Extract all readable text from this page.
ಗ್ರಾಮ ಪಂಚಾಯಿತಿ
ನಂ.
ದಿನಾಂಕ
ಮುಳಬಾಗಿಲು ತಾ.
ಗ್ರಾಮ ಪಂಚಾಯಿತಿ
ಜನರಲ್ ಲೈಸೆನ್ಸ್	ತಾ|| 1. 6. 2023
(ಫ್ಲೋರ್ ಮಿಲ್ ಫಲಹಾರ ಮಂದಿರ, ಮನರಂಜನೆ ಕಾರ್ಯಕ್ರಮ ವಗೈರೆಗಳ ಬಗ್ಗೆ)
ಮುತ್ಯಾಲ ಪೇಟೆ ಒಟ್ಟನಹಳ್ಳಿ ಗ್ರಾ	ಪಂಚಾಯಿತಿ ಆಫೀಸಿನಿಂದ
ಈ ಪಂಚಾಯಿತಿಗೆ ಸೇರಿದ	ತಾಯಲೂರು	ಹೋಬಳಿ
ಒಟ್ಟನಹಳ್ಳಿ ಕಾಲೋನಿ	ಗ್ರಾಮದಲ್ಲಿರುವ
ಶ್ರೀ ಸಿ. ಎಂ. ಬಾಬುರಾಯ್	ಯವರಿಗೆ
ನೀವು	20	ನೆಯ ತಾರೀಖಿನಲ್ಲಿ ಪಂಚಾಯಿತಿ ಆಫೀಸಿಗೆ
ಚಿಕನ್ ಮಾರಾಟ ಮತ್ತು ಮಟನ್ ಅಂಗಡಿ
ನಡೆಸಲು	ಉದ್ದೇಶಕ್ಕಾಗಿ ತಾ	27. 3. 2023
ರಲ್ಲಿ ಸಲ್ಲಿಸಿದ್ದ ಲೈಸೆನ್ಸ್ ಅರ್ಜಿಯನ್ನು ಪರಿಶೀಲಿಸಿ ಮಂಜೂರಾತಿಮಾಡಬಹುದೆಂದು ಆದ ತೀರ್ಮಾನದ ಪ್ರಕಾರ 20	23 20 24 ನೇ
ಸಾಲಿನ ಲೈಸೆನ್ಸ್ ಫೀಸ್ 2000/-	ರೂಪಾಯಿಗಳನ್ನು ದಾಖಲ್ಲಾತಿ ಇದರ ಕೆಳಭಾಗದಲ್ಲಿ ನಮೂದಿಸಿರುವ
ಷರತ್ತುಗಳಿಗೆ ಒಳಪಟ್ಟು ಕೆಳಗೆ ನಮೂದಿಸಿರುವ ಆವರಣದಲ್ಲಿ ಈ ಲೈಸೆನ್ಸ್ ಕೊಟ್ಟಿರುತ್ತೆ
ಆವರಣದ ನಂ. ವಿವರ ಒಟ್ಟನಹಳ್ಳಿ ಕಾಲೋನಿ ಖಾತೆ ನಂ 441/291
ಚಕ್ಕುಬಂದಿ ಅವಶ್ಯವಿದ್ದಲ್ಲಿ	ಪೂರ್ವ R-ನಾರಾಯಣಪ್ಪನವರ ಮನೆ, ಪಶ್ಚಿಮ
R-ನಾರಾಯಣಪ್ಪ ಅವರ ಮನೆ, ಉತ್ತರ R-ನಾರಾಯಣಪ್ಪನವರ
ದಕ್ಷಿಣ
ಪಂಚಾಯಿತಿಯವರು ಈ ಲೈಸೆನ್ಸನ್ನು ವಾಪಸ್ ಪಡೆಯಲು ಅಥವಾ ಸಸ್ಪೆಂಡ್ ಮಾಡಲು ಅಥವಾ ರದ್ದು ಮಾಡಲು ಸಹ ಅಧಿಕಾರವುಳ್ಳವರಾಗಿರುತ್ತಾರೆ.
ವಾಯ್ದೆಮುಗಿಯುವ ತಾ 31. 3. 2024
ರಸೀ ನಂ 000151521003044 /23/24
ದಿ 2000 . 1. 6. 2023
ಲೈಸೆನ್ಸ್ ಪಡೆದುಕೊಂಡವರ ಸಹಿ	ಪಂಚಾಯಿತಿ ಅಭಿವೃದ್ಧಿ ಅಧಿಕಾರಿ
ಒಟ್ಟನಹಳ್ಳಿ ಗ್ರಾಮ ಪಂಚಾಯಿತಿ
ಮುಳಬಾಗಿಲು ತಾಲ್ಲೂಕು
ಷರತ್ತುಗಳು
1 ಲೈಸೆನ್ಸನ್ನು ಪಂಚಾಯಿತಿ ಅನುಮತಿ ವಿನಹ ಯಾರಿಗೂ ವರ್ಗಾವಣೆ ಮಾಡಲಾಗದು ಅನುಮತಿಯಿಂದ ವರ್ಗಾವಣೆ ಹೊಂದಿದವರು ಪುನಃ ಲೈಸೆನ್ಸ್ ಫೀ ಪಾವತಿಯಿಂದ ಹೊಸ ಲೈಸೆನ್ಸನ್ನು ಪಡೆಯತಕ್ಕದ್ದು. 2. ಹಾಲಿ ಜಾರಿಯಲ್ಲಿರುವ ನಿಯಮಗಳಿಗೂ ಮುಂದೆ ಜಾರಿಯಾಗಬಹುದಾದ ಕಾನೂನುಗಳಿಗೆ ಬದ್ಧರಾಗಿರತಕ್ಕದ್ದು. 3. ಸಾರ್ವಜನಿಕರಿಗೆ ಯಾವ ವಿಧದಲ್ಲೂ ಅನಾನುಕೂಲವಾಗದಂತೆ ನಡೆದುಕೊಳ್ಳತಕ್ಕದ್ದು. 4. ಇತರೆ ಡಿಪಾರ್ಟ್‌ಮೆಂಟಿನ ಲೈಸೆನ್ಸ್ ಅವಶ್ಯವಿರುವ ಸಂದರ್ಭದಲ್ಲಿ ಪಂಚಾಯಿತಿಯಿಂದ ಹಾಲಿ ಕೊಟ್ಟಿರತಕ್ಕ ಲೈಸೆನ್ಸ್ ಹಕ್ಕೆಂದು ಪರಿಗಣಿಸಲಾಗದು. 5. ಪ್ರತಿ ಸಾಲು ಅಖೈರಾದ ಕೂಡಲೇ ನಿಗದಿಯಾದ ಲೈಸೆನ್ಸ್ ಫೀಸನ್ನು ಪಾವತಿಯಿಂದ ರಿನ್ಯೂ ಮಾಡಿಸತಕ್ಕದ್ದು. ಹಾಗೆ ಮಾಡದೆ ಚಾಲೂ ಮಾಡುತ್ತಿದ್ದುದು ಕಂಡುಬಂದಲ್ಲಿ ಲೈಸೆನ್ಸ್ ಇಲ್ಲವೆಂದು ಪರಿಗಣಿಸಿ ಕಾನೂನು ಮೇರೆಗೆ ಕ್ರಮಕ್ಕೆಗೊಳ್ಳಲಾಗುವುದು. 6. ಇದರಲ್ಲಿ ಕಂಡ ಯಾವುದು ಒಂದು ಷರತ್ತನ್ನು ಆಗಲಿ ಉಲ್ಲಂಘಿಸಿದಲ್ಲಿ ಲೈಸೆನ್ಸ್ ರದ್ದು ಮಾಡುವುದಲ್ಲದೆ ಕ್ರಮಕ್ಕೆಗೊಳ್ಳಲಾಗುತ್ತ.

...

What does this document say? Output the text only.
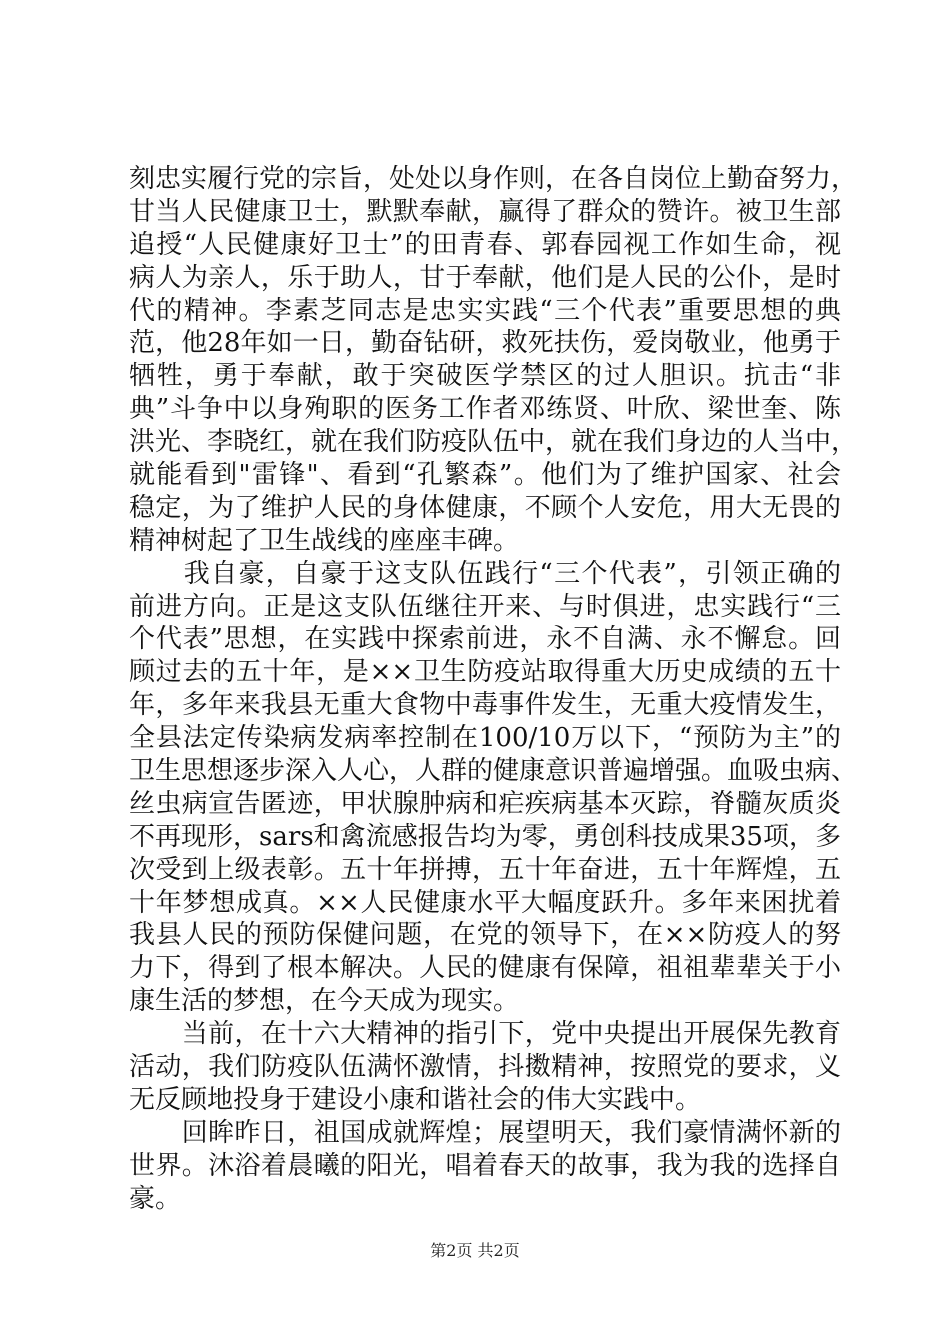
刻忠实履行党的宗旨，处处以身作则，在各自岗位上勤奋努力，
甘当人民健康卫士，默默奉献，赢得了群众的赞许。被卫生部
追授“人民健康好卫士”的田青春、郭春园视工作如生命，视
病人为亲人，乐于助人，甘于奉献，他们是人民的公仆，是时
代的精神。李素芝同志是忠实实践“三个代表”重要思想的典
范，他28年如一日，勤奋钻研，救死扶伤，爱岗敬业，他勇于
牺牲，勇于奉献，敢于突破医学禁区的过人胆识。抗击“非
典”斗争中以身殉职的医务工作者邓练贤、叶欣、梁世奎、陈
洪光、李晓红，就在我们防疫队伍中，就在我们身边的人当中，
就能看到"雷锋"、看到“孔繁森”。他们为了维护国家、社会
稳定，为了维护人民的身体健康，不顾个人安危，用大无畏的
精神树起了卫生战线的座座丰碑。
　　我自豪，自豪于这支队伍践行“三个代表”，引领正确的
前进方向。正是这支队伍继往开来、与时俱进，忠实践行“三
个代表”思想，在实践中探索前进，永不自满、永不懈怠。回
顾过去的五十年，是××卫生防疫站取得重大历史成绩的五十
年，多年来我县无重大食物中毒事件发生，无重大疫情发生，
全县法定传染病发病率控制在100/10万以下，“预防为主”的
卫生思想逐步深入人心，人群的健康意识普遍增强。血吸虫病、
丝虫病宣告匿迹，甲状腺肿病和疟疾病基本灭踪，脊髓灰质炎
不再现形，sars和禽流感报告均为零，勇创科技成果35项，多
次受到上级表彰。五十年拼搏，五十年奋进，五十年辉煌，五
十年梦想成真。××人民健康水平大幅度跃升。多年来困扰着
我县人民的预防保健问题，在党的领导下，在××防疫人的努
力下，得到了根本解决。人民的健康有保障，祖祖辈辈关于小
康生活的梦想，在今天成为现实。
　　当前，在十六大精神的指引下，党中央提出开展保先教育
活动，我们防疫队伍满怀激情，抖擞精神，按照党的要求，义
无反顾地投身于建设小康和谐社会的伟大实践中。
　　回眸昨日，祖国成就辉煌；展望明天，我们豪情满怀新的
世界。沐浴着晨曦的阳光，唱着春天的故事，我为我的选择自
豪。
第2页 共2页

▶ _AIM OF THE TASK_
Give nothing but the count of lines in the listing above that hold the string "ಟನಹಳ".

▶ _EXERCISE OUTPUT_
4